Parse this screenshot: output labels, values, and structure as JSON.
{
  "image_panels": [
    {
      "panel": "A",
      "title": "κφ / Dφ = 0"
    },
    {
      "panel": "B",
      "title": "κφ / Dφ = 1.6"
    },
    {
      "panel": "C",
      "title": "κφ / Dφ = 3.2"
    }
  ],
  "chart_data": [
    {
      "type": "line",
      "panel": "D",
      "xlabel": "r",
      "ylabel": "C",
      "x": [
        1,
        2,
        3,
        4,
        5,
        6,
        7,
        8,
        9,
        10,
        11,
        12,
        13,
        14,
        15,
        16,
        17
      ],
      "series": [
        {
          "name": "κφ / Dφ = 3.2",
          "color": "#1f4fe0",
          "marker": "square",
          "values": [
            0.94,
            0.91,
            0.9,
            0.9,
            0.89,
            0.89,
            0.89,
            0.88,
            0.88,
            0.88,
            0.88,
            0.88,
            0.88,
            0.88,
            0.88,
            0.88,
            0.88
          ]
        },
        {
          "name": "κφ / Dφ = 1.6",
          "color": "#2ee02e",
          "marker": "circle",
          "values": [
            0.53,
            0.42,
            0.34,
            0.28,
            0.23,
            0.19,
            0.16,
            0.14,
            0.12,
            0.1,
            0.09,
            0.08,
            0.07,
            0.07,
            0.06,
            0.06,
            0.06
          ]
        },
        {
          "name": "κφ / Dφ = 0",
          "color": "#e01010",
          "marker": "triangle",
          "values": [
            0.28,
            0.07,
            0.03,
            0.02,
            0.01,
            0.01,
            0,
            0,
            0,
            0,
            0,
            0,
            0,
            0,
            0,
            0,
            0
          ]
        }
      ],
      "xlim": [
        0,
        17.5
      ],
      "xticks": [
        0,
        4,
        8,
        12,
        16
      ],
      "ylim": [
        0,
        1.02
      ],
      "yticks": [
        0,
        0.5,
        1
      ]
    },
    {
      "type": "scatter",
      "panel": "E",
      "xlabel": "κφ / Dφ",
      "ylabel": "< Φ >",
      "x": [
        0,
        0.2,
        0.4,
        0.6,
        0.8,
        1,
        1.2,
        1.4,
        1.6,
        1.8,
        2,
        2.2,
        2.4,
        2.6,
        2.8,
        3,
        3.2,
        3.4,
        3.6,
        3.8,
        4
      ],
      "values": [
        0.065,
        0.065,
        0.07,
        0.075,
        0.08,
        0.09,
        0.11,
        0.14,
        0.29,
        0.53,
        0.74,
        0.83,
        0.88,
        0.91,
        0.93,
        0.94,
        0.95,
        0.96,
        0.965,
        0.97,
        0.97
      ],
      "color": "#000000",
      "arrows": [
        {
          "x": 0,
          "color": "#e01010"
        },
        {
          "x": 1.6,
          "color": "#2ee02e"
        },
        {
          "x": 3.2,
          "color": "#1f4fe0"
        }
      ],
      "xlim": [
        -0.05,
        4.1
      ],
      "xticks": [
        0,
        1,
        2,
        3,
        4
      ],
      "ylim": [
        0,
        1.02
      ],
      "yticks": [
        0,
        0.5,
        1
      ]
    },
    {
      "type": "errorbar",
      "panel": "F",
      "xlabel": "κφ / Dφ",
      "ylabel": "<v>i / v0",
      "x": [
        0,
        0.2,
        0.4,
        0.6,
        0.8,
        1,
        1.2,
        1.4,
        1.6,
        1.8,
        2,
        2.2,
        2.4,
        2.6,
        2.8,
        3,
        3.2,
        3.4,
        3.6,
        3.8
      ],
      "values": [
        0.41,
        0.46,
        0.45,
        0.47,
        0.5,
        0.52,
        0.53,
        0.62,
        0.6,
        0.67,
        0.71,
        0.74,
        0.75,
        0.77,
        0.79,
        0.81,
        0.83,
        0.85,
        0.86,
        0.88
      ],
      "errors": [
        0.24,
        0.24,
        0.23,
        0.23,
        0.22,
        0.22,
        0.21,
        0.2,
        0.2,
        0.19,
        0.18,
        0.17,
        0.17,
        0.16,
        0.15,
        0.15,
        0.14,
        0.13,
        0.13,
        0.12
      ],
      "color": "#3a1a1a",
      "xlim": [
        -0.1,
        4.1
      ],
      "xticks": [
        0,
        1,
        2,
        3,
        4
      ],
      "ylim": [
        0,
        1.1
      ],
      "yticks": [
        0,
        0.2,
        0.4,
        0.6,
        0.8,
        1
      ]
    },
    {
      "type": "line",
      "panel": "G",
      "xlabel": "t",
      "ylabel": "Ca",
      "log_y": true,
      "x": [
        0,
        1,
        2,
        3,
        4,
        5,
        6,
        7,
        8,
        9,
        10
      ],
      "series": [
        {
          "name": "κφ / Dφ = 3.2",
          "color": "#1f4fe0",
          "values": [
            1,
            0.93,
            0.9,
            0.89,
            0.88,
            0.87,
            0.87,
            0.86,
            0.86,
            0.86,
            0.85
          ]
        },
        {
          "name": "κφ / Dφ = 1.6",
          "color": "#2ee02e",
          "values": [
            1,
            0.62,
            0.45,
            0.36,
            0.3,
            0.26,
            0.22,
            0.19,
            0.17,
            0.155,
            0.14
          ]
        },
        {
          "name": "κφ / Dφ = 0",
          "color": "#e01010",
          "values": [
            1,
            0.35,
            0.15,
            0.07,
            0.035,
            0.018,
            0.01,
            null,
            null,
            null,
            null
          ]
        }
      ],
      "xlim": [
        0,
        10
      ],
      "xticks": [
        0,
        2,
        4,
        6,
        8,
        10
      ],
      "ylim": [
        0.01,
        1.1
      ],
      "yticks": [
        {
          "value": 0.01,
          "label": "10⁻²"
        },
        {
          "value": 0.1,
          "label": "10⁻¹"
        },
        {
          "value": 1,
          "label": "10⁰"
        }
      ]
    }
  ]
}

(Required task):
The records above must be repeated exactly, every one of them.

(Exercise result):
Parse this screenshot: output labels, values, and structure as JSON.
{
  "image_panels": [
    {
      "panel": "A",
      "title": "κφ / Dφ = 0"
    },
    {
      "panel": "B",
      "title": "κφ / Dφ = 1.6"
    },
    {
      "panel": "C",
      "title": "κφ / Dφ = 3.2"
    }
  ],
  "chart_data": [
    {
      "type": "line",
      "panel": "D",
      "xlabel": "r",
      "ylabel": "C",
      "x": [
        1,
        2,
        3,
        4,
        5,
        6,
        7,
        8,
        9,
        10,
        11,
        12,
        13,
        14,
        15,
        16,
        17
      ],
      "series": [
        {
          "name": "κφ / Dφ = 3.2",
          "color": "#1f4fe0",
          "marker": "square",
          "values": [
            0.94,
            0.91,
            0.9,
            0.9,
            0.89,
            0.89,
            0.89,
            0.88,
            0.88,
            0.88,
            0.88,
            0.88,
            0.88,
            0.88,
            0.88,
            0.88,
            0.88
          ]
        },
        {
          "name": "κφ / Dφ = 1.6",
          "color": "#2ee02e",
          "marker": "circle",
          "values": [
            0.53,
            0.42,
            0.34,
            0.28,
            0.23,
            0.19,
            0.16,
            0.14,
            0.12,
            0.1,
            0.09,
            0.08,
            0.07,
            0.07,
            0.06,
            0.06,
            0.06
          ]
        },
        {
          "name": "κφ / Dφ = 0",
          "color": "#e01010",
          "marker": "triangle",
          "values": [
            0.28,
            0.07,
            0.03,
            0.02,
            0.01,
            0.01,
            0,
            0,
            0,
            0,
            0,
            0,
            0,
            0,
            0,
            0,
            0
          ]
        }
      ],
      "xlim": [
        0,
        17.5
      ],
      "xticks": [
        0,
        4,
        8,
        12,
        16
      ],
      "ylim": [
        0,
        1.02
      ],
      "yticks": [
        0,
        0.5,
        1
      ]
    },
    {
      "type": "scatter",
      "panel": "E",
      "xlabel": "κφ / Dφ",
      "ylabel": "< Φ >",
      "x": [
        0,
        0.2,
        0.4,
        0.6,
        0.8,
        1,
        1.2,
        1.4,
        1.6,
        1.8,
        2,
        2.2,
        2.4,
        2.6,
        2.8,
        3,
        3.2,
        3.4,
        3.6,
        3.8,
        4
      ],
      "values": [
        0.065,
        0.065,
        0.07,
        0.075,
        0.08,
        0.09,
        0.11,
        0.14,
        0.29,
        0.53,
        0.74,
        0.83,
        0.88,
        0.91,
        0.93,
        0.94,
        0.95,
        0.96,
        0.965,
        0.97,
        0.97
      ],
      "color": "#000000",
      "arrows": [
        {
          "x": 0,
          "color": "#e01010"
        },
        {
          "x": 1.6,
          "color": "#2ee02e"
        },
        {
          "x": 3.2,
          "color": "#1f4fe0"
        }
      ],
      "xlim": [
        -0.05,
        4.1
      ],
      "xticks": [
        0,
        1,
        2,
        3,
        4
      ],
      "ylim": [
        0,
        1.02
      ],
      "yticks": [
        0,
        0.5,
        1
      ]
    },
    {
      "type": "errorbar",
      "panel": "F",
      "xlabel": "κφ / Dφ",
      "ylabel": "<v>i / v0",
      "x": [
        0,
        0.2,
        0.4,
        0.6,
        0.8,
        1,
        1.2,
        1.4,
        1.6,
        1.8,
        2,
        2.2,
        2.4,
        2.6,
        2.8,
        3,
        3.2,
        3.4,
        3.6,
        3.8
      ],
      "values": [
        0.41,
        0.46,
        0.45,
        0.47,
        0.5,
        0.52,
        0.53,
        0.62,
        0.6,
        0.67,
        0.71,
        0.74,
        0.75,
        0.77,
        0.79,
        0.81,
        0.83,
        0.85,
        0.86,
        0.88
      ],
      "errors": [
        0.24,
        0.24,
        0.23,
        0.23,
        0.22,
        0.22,
        0.21,
        0.2,
        0.2,
        0.19,
        0.18,
        0.17,
        0.17,
        0.16,
        0.15,
        0.15,
        0.14,
        0.13,
        0.13,
        0.12
      ],
      "color": "#3a1a1a",
      "xlim": [
        -0.1,
        4.1
      ],
      "xticks": [
        0,
        1,
        2,
        3,
        4
      ],
      "ylim": [
        0,
        1.1
      ],
      "yticks": [
        0,
        0.2,
        0.4,
        0.6,
        0.8,
        1
      ]
    },
    {
      "type": "line",
      "panel": "G",
      "xlabel": "t",
      "ylabel": "Ca",
      "log_y": true,
      "x": [
        0,
        1,
        2,
        3,
        4,
        5,
        6,
        7,
        8,
        9,
        10
      ],
      "series": [
        {
          "name": "κφ / Dφ = 3.2",
          "color": "#1f4fe0",
          "values": [
            1,
            0.93,
            0.9,
            0.89,
            0.88,
            0.87,
            0.87,
            0.86,
            0.86,
            0.86,
            0.85
          ]
        },
        {
          "name": "κφ / Dφ = 1.6",
          "color": "#2ee02e",
          "values": [
            1,
            0.62,
            0.45,
            0.36,
            0.3,
            0.26,
            0.22,
            0.19,
            0.17,
            0.155,
            0.14
          ]
        },
        {
          "name": "κφ / Dφ = 0",
          "color": "#e01010",
          "values": [
            1,
            0.35,
            0.15,
            0.07,
            0.035,
            0.018,
            0.01,
            null,
            null,
            null,
            null
          ]
        }
      ],
      "xlim": [
        0,
        10
      ],
      "xticks": [
        0,
        2,
        4,
        6,
        8,
        10
      ],
      "ylim": [
        0.01,
        1.1
      ],
      "yticks": [
        {
          "value": 0.01,
          "label": "10⁻²"
        },
        {
          "value": 0.1,
          "label": "10⁻¹"
        },
        {
          "value": 1,
          "label": "10⁰"
        }
      ]
    }
  ]
}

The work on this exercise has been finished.